▶ [Provided records]:
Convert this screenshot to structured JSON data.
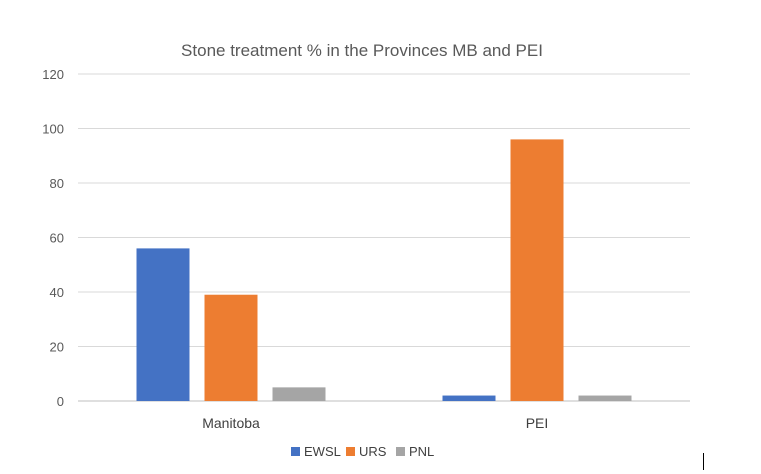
{
  "chart_data": {
    "type": "bar",
    "title": "Stone treatment % in the Provinces MB and PEI",
    "categories": [
      "Manitoba",
      "PEI"
    ],
    "series": [
      {
        "name": "EWSL",
        "values": [
          56,
          2
        ],
        "color": "#4472C4"
      },
      {
        "name": "URS",
        "values": [
          39,
          96
        ],
        "color": "#ED7D31"
      },
      {
        "name": "PNL",
        "values": [
          5,
          2
        ],
        "color": "#A5A5A5"
      }
    ],
    "ylim": [
      0,
      120
    ],
    "yticks": [
      "0",
      "20",
      "40",
      "60",
      "80",
      "100",
      "120"
    ],
    "grid": true,
    "legend_position": "bottom"
  }
}
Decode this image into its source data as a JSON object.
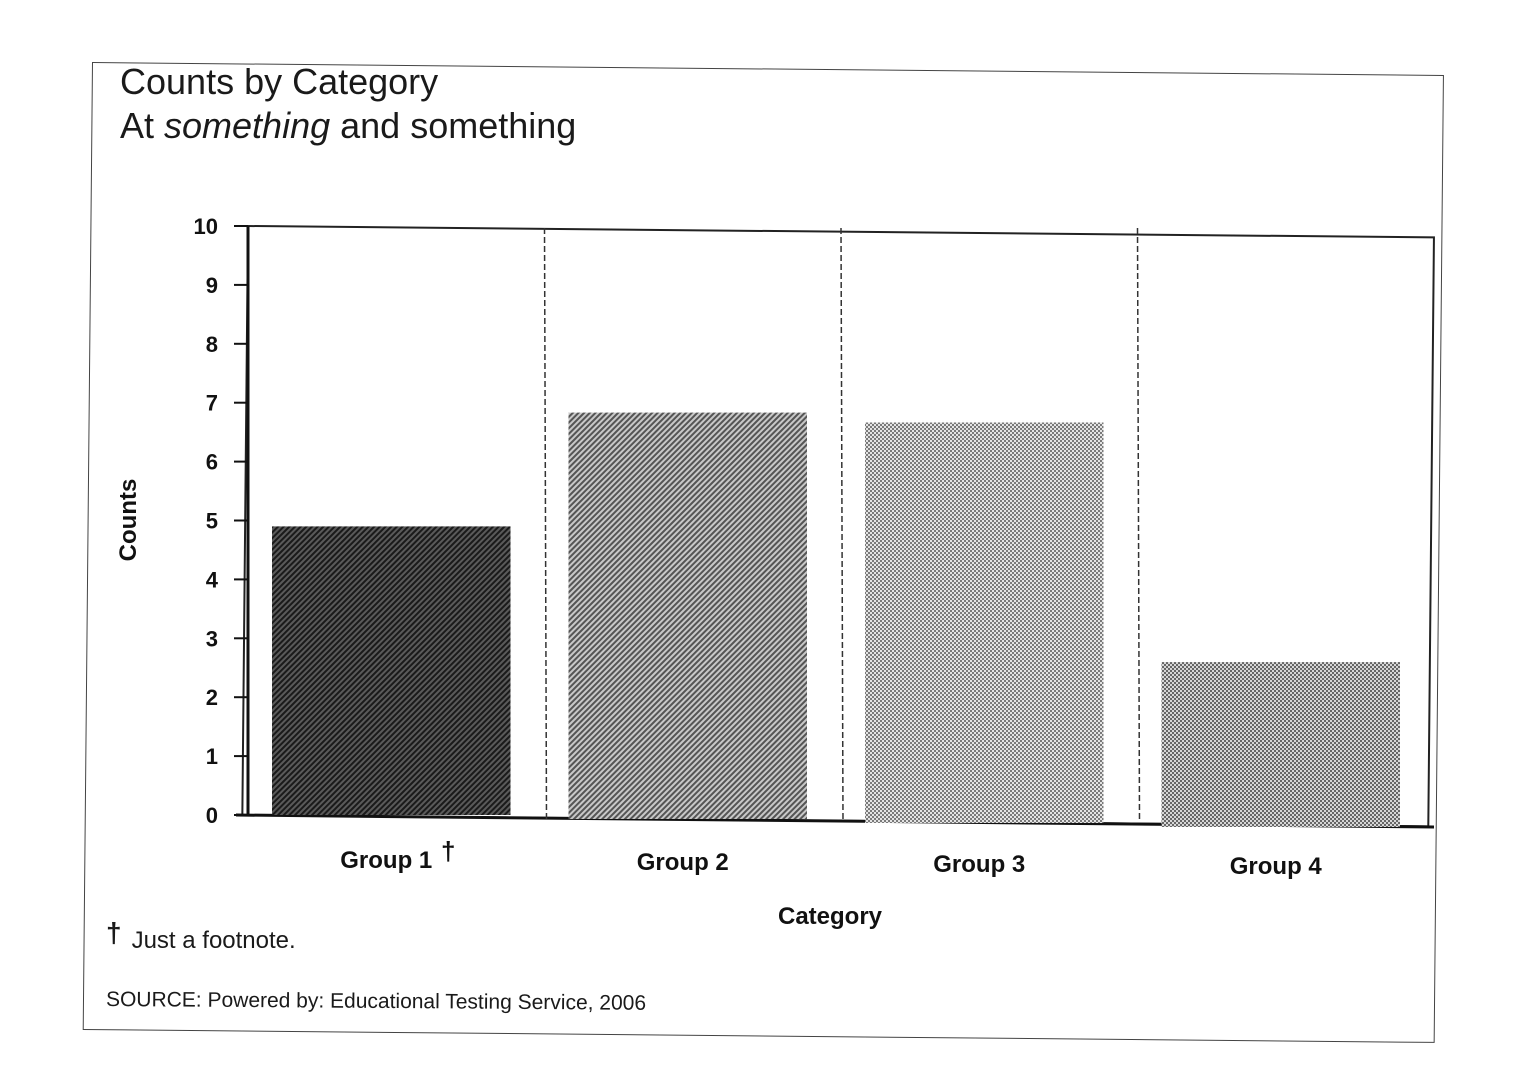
{
  "chart_data": {
    "type": "bar",
    "title": "Counts by Category",
    "subtitle": {
      "prefix": "At ",
      "emphasis": "something",
      "suffix": " and something"
    },
    "xlabel": "Category",
    "ylabel": "Counts",
    "ylim": [
      0,
      10
    ],
    "yticks": [
      "0",
      "1",
      "2",
      "3",
      "4",
      "5",
      "6",
      "7",
      "8",
      "9",
      "10"
    ],
    "categories": [
      "Group 1",
      "Group 2",
      "Group 3",
      "Group 4"
    ],
    "category_marks": [
      "†",
      "",
      "",
      ""
    ],
    "values": [
      4.9,
      6.9,
      6.8,
      2.8
    ],
    "bar_colors": [
      "#3a3a3a",
      "#8e8e8e",
      "#b4b4b4",
      "#a8a8a8"
    ],
    "grid": "vertical dashed separators between categories",
    "legend": "none"
  },
  "footnote": {
    "mark": "†",
    "text": "Just a footnote."
  },
  "source": "SOURCE: Powered by: Educational Testing Service, 2006"
}
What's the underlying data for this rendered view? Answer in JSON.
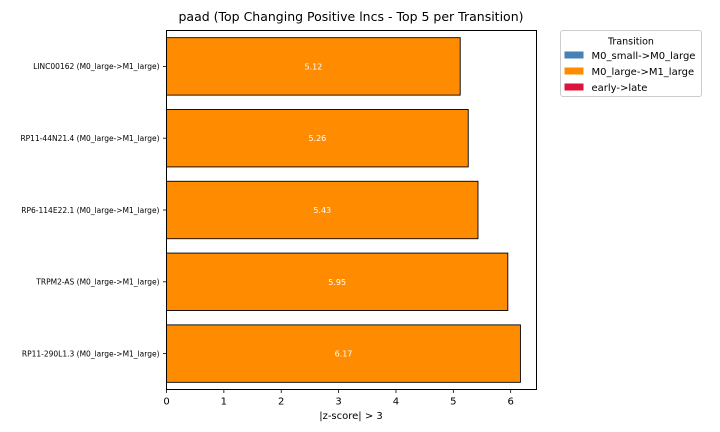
{
  "chart_data": {
    "type": "bar",
    "orientation": "horizontal",
    "title": "paad (Top Changing Positive lncs - Top 5 per Transition)",
    "xlabel": "|z-score| > 3",
    "ylabel": "",
    "xlim": [
      0,
      6.45
    ],
    "xticks": [
      0,
      1,
      2,
      3,
      4,
      5,
      6
    ],
    "grid": false,
    "bar_edge_color": "#000000",
    "categories": [
      "LINC00162 (M0_large->M1_large)",
      "RP11-44N21.4 (M0_large->M1_large)",
      "RP6-114E22.1 (M0_large->M1_large)",
      "TRPM2-AS (M0_large->M1_large)",
      "RP11-290L1.3 (M0_large->M1_large)"
    ],
    "values": [
      5.12,
      5.26,
      5.43,
      5.95,
      6.17
    ],
    "value_labels": [
      "5.12",
      "5.26",
      "5.43",
      "5.95",
      "6.17"
    ],
    "bar_transition": [
      "M0_large->M1_large",
      "M0_large->M1_large",
      "M0_large->M1_large",
      "M0_large->M1_large",
      "M0_large->M1_large"
    ],
    "legend": {
      "title": "Transition",
      "placement": "outside-top-right",
      "entries": [
        {
          "name": "M0_small->M0_large",
          "color": "#4682b4"
        },
        {
          "name": "M0_large->M1_large",
          "color": "#ff8c00"
        },
        {
          "name": "early->late",
          "color": "#dc143c"
        }
      ]
    }
  }
}
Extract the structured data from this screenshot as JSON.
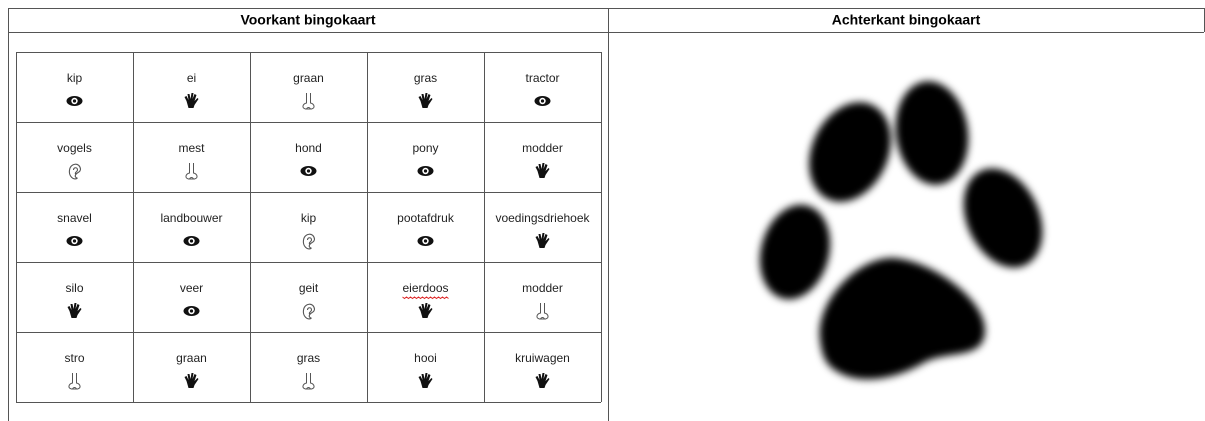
{
  "header": {
    "front": "Voorkant bingokaart",
    "back": "Achterkant bingokaart"
  },
  "table": {
    "rows": [
      [
        "kip",
        "ei",
        "graan",
        "gras",
        "tractor"
      ],
      [
        "vogels",
        "mest",
        "hond",
        "pony",
        "modder"
      ],
      [
        "snavel",
        "landbouwer",
        "kip",
        "pootafdruk",
        "voedingsdriehoek"
      ],
      [
        "silo",
        "veer",
        "geit",
        "eierdoos",
        "modder"
      ],
      [
        "stro",
        "graan",
        "gras",
        "hooi",
        "kruiwagen"
      ]
    ]
  }
}
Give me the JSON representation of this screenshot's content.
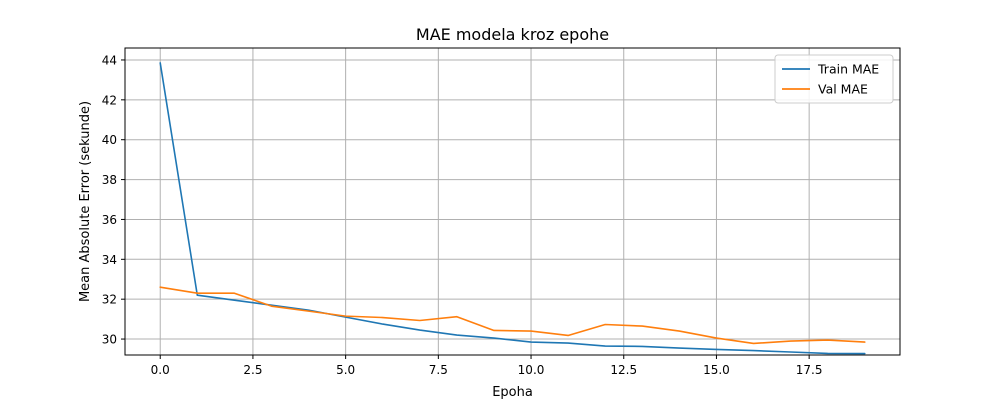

▶ [Problem]: Pull out all lines from the entries above that include the word "structured".

▶ [Completed exercise]:
Convert this screenshot to structured JSON data.
Extract the structured data from this screenshot as JSON.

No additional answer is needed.